Dataset items:
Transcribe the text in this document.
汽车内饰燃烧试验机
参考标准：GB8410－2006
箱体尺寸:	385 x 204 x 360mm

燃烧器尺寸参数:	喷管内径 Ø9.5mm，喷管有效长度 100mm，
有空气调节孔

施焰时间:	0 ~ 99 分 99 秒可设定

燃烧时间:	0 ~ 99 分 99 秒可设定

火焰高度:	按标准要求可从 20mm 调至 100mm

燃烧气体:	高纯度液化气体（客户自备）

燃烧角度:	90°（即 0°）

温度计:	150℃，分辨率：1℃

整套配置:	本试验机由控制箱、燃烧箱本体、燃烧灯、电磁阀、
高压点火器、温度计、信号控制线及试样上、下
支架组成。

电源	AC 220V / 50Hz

== EXERCISE ==
Quote every entry exactly.

== SOLUTION ==
Transcribe the text in this document.
汽车内饰燃烧试验机
参考标准：GB8410－2006
箱体尺寸:	385 x 204 x 360mm

燃烧器尺寸参数:	喷管内径 Ø9.5mm，喷管有效长度 100mm，
有空气调节孔

施焰时间:	0 ~ 99 分 99 秒可设定

燃烧时间:	0 ~ 99 分 99 秒可设定

火焰高度:	按标准要求可从 20mm 调至 100mm

燃烧气体:	高纯度液化气体（客户自备）

燃烧角度:	90°（即 0°）

温度计:	150℃，分辨率：1℃

整套配置:	本试验机由控制箱、燃烧箱本体、燃烧灯、电磁阀、
高压点火器、温度计、信号控制线及试样上、下
支架组成。

电源	AC 220V / 50Hz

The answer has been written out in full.